* Problem details:
Please list all lines of the material below in which the string "text" occurs.

═══ Records for this exercise

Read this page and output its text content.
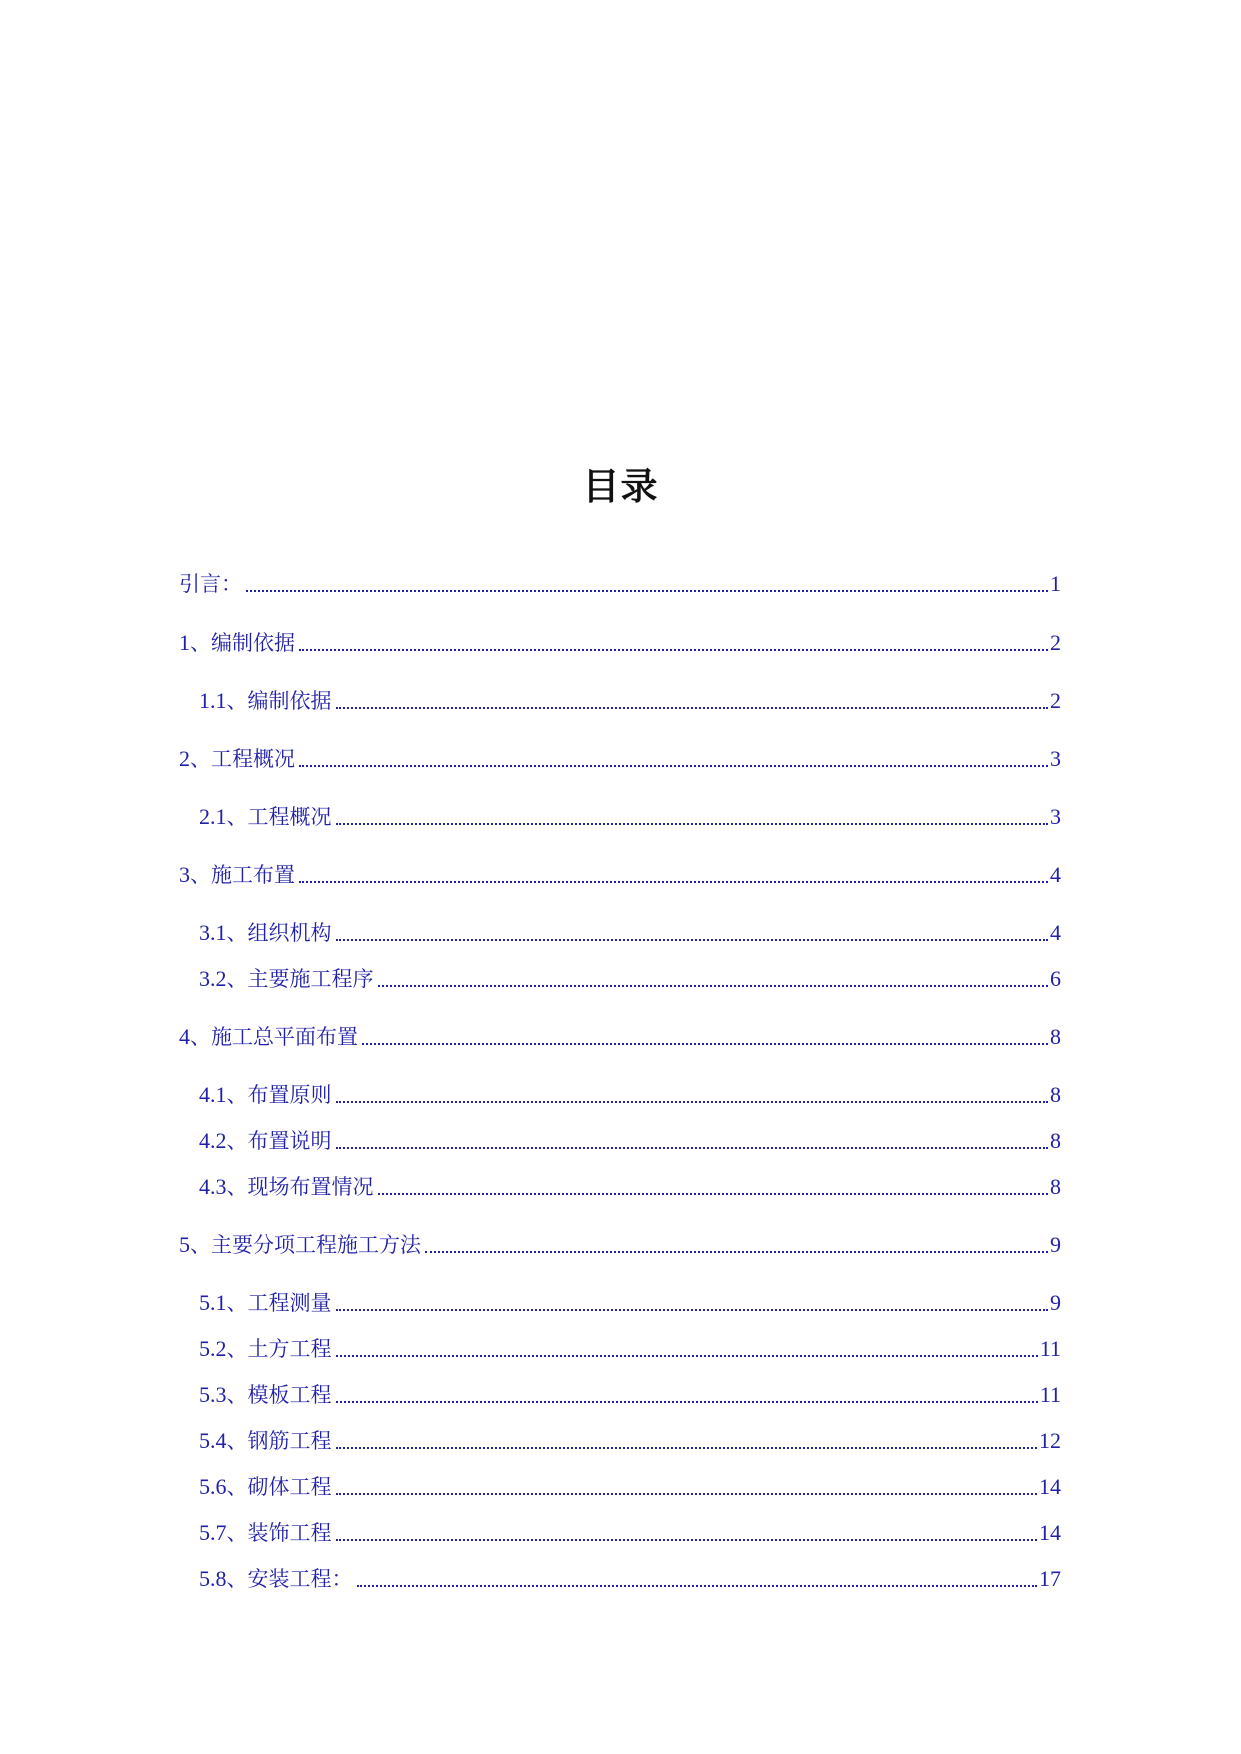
目录
引言：	1
1 、编制依据	2
1.1 、编制依据	2
2 、工程概况	3
2.1 、工程概况	3
3 、施工布置	4
3.1 、组织机构	4
3.2 、主要施工程序	6
4 、施工总平面布置	8
4.1 、布置原则	8
4.2 、布置说明	8
4.3 、现场布置情况	8
5 、主要分项工程施工方法	9
5.1 、工程测量	9
5.2 、土方工程	11
5.3 、模板工程	11
5.4 、钢筋工程	12
5.6 、砌体工程	14
5.7 、装饰工程	14
5.8 、安装工程：	17
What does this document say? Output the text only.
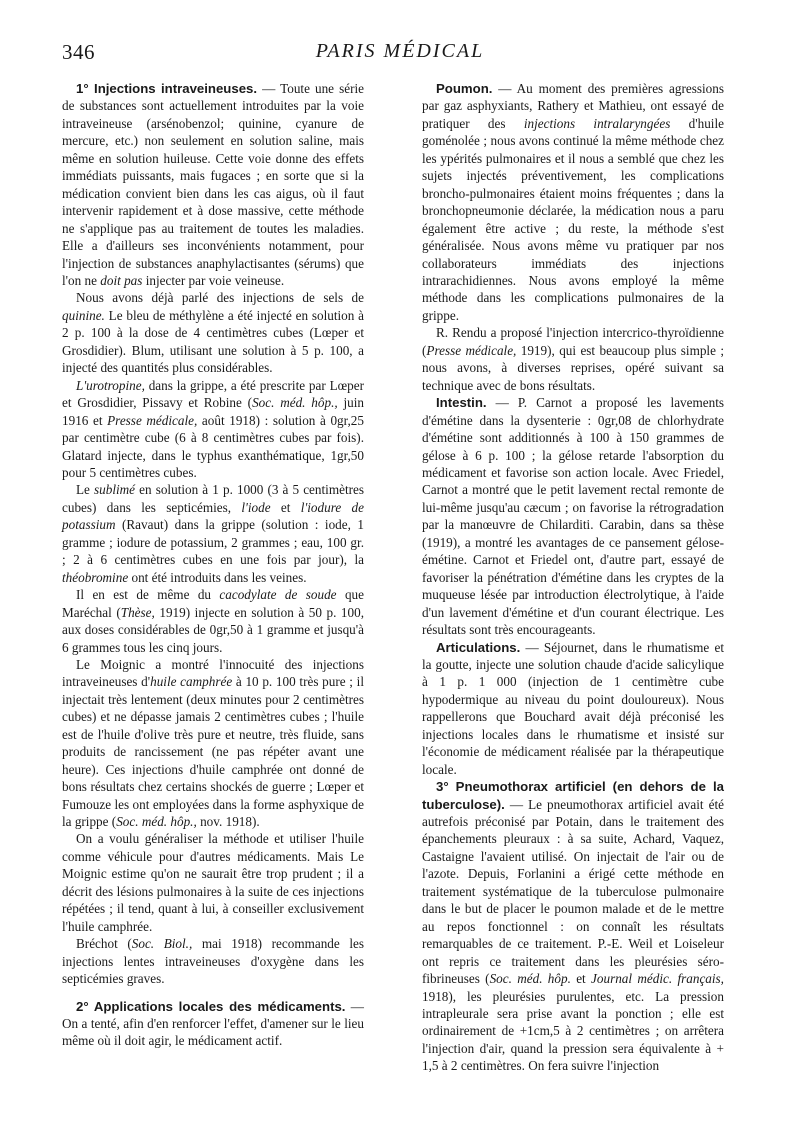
346	PARIS MÉDICAL

1° Injections intraveineuses. — Toute une série de substances sont actuellement introduites par la voie intraveineuse (arsénobenzol; quinine, cyanure de mercure, etc.) non seulement en solution saline, mais même en solution huileuse. Cette voie donne des effets immédiats puissants, mais fugaces ; en sorte que si la médication convient bien dans les cas aigus, où il faut intervenir rapidement et à dose massive, cette méthode ne s'applique pas au traitement de toutes les maladies. Elle a d'ailleurs ses inconvénients notamment, pour l'injection de substances anaphylactisantes (sérums) que l'on ne doit pas injecter par voie veineuse.

Nous avons déjà parlé des injections de sels de quinine. Le bleu de méthylène a été injecté en solution à 2 p. 100 à la dose de 4 centimètres cubes (Lœper et Grosdidier). Blum, utilisant une solution à 5 p. 100, a injecté des quantités plus considérables.

L'urotropine, dans la grippe, a été prescrite par Lœper et Grosdidier, Pissavy et Robine (Soc. méd. hôp., juin 1916 et Presse médicale, août 1918) : solution à 0gr,25 par centimètre cube (6 à 8 centimètres cubes par fois). Glatard injecte, dans le typhus exanthématique, 1gr,50 pour 5 centimètres cubes.

Le sublimé en solution à 1 p. 1000 (3 à 5 centimètres cubes) dans les septicémies, l'iode et l'iodure de potassium (Ravaut) dans la grippe (solution : iode, 1 gramme ; iodure de potassium, 2 grammes ; eau, 100 gr. ; 2 à 6 centimètres cubes en une fois par jour), la théobromine ont été introduits dans les veines.

Il en est de même du cacodylate de soude que Maréchal (Thèse, 1919) injecte en solution à 50 p. 100, aux doses considérables de 0gr,50 à 1 gramme et jusqu'à 6 grammes tous les cinq jours.

Le Moignic a montré l'innocuité des injections intraveineuses d'huile camphrée à 10 p. 100 très pure ; il injectait très lentement (deux minutes pour 2 centimètres cubes) et ne dépasse jamais 2 centimètres cubes ; l'huile est de l'huile d'olive très pure et neutre, très fluide, sans produits de rancissement (ne pas répéter avant une heure). Ces injections d'huile camphrée ont donné de bons résultats chez certains shockés de guerre ; Lœper et Fumouze les ont employées dans la forme asphyxique de la grippe (Soc. méd. hôp., nov. 1918).

On a voulu généraliser la méthode et utiliser l'huile comme véhicule pour d'autres médicaments. Mais Le Moignic estime qu'on ne saurait être trop prudent ; il a décrit des lésions pulmonaires à la suite de ces injections répétées ; il tend, quant à lui, à conseiller exclusivement l'huile camphrée.

Bréchot (Soc. Biol., mai 1918) recommande les injections lentes intraveineuses d'oxygène dans les septicémies graves.

2° Applications locales des médicaments. — On a tenté, afin d'en renforcer l'effet, d'amener sur le lieu même où il doit agir, le médicament actif.

Poumon. — Au moment des premières agressions par gaz asphyxiants, Rathery et Mathieu, ont essayé de pratiquer des injections intralaryngées d'huile goménolée ; nous avons continué la même méthode chez les ypérités pulmonaires et il nous a semblé que chez les sujets injectés préventivement, les complications broncho-pulmonaires étaient moins fréquentes ; dans la bronchopneumonie déclarée, la médication nous a paru également être active ; du reste, la méthode s'est généralisée. Nous avons même vu pratiquer par nos collaborateurs immédiats des injections intrarachidiennes. Nous avons employé la même méthode dans les complications pulmonaires de la grippe.

R. Rendu a proposé l'injection intercrico-thyroïdienne (Presse médicale, 1919), qui est beaucoup plus simple ; nous avons, à diverses reprises, opéré suivant sa technique avec de bons résultats.

Intestin. — P. Carnot a proposé les lavements d'émétine dans la dysenterie : 0gr,08 de chlorhydrate d'émétine sont additionnés à 100 à 150 grammes de gélose à 6 p. 100 ; la gélose retarde l'absorption du médicament et favorise son action locale. Avec Friedel, Carnot a montré que le petit lavement rectal remonte de lui-même jusqu'au cæcum ; on favorise la rétrogradation par la manœuvre de Chilarditi. Carabin, dans sa thèse (1919), a montré les avantages de ce pansement gélose-émétine. Carnot et Friedel ont, d'autre part, essayé de favoriser la pénétration d'émétine dans les cryptes de la muqueuse lésée par introduction électrolytique, à l'aide d'un lavement d'émétine et d'un courant électrique. Les résultats sont très encourageants.

Articulations. — Séjournet, dans le rhumatisme et la goutte, injecte une solution chaude d'acide salicylique à 1 p. 1 000 (injection de 1 centimètre cube hypodermique au niveau du point douloureux). Nous rappellerons que Bouchard avait déjà préconisé les injections locales dans le rhumatisme et insisté sur l'économie de médicament réalisée par la thérapeutique locale.

3° Pneumothorax artificiel (en dehors de la tuberculose). — Le pneumothorax artificiel avait été autrefois préconisé par Potain, dans le traitement des épanchements pleuraux : à sa suite, Achard, Vaquez, Castaigne l'avaient utilisé. On injectait de l'air ou de l'azote. Depuis, Forlanini a érigé cette méthode en traitement systématique de la tuberculose pulmonaire dans le but de placer le poumon malade et de le mettre au repos fonctionnel : on connaît les résultats remarquables de ce traitement. P.-E. Weil et Loiseleur ont repris ce traitement dans les pleurésies séro-fibrineuses (Soc. méd. hôp. et Journal médic. français, 1918), les pleurésies purulentes, etc. La pression intrapleurale sera prise avant la ponction ; elle est ordinairement de +1cm,5 à 2 centimètres ; on arrêtera l'injection d'air, quand la pression sera équivalente à + 1,5 à 2 centimètres. On fera suivre l'injection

══════

* Answer to this task:
Read this page and output its text content.
What does this document say? Output the text only.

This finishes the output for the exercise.